### INSTRUCTIONS FOR THE TASK
Copy out word for word the part of the records that opens with the first line and closes with the line containing "colorbar-tick-label: 0.0 xyxy=(529,706,550,721)", both ends included.

□ □ □ □ □

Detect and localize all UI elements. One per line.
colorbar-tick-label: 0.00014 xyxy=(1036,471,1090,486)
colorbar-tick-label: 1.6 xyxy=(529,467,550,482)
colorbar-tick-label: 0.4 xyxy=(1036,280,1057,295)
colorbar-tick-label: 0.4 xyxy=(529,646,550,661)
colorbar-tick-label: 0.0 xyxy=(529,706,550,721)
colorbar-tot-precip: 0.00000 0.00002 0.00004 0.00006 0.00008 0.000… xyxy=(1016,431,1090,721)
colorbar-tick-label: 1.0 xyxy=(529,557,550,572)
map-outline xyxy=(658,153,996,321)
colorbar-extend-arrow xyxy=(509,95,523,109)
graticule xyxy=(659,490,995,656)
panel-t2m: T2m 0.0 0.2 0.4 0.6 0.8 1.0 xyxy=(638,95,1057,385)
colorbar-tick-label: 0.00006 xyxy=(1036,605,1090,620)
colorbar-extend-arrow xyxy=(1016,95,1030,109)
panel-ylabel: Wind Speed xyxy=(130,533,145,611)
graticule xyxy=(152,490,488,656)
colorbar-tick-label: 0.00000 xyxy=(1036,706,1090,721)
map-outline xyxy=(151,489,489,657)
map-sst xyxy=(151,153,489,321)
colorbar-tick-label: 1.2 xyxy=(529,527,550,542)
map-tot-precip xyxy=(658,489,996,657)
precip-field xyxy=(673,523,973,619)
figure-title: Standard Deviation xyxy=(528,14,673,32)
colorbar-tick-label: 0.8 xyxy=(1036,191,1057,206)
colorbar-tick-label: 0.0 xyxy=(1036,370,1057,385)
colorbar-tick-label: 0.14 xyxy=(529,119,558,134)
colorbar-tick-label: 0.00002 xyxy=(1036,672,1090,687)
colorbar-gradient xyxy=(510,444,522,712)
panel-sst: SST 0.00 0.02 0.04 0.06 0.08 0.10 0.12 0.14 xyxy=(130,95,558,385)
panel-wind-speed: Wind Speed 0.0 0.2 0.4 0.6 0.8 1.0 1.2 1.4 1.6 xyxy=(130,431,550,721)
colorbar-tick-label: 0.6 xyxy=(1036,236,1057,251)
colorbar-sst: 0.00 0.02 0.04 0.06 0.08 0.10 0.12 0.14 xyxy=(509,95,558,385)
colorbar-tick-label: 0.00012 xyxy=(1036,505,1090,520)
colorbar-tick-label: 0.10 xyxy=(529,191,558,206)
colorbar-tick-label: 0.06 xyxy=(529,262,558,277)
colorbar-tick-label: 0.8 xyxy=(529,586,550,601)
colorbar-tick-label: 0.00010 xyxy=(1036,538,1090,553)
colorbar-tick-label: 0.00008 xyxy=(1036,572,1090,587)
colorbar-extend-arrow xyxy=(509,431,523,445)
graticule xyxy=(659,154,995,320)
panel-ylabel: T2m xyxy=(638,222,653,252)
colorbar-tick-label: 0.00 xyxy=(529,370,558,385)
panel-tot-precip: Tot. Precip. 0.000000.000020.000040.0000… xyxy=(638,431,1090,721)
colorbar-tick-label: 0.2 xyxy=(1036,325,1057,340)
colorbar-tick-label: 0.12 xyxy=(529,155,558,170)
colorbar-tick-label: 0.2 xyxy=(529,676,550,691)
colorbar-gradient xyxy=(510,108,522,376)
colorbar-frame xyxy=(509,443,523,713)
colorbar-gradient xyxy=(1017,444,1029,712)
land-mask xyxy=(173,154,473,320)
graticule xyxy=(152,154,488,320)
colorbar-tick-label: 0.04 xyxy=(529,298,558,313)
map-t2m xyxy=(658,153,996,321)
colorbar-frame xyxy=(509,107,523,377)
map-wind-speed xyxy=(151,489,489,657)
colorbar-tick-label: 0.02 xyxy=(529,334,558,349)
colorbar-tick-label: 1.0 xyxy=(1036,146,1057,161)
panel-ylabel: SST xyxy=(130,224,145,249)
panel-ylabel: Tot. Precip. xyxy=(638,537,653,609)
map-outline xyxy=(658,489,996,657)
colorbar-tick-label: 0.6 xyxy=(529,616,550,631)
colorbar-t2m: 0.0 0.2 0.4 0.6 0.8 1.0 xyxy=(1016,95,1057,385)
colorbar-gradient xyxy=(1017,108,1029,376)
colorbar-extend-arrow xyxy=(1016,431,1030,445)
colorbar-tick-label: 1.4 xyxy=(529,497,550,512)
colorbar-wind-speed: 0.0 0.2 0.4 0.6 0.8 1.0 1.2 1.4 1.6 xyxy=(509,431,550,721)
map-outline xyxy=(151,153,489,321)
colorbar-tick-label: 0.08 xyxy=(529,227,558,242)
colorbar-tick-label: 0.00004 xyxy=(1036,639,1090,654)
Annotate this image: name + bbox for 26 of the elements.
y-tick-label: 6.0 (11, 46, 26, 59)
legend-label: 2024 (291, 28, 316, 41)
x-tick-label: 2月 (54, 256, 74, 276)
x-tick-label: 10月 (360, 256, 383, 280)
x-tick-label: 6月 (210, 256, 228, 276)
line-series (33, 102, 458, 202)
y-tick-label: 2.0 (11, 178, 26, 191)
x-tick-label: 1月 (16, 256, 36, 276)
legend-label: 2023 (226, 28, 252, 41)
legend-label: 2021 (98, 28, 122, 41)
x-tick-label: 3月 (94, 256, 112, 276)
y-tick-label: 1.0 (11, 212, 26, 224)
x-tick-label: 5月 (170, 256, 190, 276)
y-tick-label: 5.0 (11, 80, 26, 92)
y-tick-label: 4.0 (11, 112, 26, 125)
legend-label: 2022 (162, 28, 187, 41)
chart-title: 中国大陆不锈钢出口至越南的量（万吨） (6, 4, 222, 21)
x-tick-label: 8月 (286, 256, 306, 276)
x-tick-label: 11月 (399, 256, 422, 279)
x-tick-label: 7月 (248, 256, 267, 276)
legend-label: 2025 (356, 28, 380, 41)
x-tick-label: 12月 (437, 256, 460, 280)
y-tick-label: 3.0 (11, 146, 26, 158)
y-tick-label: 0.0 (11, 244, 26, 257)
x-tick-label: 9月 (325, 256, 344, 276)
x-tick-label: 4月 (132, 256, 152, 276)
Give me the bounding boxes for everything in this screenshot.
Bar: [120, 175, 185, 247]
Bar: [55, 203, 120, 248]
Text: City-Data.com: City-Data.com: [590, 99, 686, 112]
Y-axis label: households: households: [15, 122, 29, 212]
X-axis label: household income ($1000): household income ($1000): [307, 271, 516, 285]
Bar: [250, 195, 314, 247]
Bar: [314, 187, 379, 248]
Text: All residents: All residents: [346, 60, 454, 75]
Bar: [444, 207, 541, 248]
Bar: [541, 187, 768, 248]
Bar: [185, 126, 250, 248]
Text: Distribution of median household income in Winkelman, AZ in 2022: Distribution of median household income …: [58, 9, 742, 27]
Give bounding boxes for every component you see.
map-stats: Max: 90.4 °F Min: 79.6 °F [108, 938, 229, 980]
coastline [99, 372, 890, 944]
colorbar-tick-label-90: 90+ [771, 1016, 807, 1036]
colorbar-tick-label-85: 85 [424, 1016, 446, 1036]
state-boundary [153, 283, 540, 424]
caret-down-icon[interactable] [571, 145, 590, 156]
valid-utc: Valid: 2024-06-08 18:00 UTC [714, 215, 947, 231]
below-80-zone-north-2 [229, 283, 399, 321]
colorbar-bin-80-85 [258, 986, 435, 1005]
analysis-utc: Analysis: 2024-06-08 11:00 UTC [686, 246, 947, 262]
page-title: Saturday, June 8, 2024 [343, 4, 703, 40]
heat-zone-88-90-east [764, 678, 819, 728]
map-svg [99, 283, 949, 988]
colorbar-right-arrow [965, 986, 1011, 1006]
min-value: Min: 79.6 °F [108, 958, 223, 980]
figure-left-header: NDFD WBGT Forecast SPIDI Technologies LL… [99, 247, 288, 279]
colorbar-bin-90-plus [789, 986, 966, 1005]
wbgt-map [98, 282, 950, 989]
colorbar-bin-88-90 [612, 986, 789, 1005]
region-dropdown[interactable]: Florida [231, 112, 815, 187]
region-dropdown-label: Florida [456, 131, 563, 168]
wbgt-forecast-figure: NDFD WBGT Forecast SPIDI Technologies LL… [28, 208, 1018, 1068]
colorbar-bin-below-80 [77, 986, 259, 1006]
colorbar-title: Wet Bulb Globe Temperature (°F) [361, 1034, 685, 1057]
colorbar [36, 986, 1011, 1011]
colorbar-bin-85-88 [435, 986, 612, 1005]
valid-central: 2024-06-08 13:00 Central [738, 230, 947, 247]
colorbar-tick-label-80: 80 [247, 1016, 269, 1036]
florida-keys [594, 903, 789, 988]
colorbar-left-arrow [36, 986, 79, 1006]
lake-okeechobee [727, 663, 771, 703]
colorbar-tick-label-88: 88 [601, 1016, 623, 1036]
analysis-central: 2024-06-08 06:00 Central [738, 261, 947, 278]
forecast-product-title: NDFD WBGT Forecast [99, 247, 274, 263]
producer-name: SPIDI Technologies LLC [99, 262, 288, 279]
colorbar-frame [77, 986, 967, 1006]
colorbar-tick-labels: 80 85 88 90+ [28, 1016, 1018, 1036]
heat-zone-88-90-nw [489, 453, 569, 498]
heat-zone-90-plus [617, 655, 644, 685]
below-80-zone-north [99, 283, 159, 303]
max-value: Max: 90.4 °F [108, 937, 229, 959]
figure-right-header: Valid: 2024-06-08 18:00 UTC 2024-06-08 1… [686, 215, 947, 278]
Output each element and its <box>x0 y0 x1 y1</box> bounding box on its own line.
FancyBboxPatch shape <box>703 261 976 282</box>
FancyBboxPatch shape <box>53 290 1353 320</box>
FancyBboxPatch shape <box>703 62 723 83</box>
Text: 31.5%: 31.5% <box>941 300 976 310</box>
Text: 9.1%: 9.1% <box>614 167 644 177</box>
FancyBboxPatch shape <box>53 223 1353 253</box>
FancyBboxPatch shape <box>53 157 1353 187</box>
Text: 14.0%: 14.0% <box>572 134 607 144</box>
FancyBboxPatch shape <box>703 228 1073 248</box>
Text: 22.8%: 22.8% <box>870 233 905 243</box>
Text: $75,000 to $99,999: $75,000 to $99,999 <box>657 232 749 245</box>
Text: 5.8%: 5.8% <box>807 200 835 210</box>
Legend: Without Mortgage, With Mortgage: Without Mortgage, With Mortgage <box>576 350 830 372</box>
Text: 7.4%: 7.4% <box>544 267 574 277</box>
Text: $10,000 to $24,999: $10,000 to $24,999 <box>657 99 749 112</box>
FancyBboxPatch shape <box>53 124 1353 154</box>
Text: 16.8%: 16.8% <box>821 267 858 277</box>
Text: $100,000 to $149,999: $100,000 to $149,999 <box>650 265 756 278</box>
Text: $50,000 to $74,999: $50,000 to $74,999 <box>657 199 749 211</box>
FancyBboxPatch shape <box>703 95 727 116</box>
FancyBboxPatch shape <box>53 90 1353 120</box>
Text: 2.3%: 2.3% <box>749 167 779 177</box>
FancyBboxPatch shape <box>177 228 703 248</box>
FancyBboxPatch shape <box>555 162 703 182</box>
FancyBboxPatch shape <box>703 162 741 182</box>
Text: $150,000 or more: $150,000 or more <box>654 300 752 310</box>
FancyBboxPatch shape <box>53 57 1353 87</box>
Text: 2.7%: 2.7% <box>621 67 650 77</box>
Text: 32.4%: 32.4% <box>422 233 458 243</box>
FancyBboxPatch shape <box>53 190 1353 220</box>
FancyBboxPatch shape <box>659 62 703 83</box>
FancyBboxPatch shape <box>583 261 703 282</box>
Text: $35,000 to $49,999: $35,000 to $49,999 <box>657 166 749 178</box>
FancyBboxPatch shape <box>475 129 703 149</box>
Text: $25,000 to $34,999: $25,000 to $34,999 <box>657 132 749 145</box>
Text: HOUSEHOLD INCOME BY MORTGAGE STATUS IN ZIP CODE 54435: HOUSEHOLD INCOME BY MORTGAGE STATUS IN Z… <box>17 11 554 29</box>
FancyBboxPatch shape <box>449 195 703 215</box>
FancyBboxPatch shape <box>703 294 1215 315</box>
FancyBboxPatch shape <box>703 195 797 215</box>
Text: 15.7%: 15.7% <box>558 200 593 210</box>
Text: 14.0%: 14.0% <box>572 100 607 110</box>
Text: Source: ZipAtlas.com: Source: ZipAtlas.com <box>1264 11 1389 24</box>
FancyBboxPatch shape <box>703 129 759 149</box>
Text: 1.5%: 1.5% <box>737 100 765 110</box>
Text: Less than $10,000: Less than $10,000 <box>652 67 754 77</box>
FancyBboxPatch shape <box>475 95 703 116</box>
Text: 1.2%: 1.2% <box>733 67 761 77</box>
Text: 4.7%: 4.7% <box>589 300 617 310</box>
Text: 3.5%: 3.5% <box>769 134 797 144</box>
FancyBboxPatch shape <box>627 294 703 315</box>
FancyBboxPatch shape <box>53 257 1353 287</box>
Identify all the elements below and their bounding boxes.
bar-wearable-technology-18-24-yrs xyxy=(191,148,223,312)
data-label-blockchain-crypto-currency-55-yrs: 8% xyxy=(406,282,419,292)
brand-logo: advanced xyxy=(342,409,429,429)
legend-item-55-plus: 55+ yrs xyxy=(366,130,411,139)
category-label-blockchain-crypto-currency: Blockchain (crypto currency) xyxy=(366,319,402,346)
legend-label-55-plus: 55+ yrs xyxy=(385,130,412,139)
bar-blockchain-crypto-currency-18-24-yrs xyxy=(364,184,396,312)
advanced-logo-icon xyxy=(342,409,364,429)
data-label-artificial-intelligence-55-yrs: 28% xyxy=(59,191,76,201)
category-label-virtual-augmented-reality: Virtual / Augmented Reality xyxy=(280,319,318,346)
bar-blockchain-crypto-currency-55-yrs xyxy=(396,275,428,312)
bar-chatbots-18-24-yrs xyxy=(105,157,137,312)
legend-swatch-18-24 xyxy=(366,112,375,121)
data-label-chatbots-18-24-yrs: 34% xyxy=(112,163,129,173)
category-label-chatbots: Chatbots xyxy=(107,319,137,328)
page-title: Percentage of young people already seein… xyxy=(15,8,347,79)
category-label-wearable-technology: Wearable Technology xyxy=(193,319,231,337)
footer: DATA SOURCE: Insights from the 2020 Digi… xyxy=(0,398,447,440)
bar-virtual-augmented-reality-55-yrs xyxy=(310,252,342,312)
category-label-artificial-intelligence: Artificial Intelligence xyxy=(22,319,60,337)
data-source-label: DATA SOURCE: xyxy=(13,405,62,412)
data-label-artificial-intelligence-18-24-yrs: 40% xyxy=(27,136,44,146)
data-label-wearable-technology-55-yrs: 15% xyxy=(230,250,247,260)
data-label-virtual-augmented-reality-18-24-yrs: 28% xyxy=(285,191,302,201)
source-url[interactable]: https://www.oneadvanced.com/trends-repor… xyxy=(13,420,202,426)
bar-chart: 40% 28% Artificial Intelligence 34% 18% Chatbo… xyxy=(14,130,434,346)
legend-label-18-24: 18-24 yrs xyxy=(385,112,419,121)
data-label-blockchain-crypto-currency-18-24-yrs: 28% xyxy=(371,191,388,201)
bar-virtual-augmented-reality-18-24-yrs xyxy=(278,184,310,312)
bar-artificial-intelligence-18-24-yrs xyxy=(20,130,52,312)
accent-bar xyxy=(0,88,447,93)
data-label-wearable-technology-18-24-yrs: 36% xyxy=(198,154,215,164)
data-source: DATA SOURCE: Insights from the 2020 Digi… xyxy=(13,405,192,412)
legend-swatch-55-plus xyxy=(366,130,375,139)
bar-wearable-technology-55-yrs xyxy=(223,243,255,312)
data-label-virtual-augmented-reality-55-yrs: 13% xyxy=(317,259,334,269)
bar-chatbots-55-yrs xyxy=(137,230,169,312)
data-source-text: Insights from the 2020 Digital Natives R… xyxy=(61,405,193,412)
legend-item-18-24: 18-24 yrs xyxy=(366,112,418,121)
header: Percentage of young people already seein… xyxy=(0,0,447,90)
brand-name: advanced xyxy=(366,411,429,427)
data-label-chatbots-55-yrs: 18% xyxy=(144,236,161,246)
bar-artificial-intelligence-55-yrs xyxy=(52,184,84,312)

□ □ □ □ □

### EXERCISE SOLUTION
Detect and localize all UI elements. One per line.
colorbar-tick-label: 0.00014 xyxy=(1036,471,1090,486)
colorbar-tick-label: 1.6 xyxy=(529,467,550,482)
colorbar-tick-label: 0.4 xyxy=(1036,280,1057,295)
colorbar-tick-label: 0.4 xyxy=(529,646,550,661)
colorbar-tick-label: 0.0 xyxy=(529,706,550,721)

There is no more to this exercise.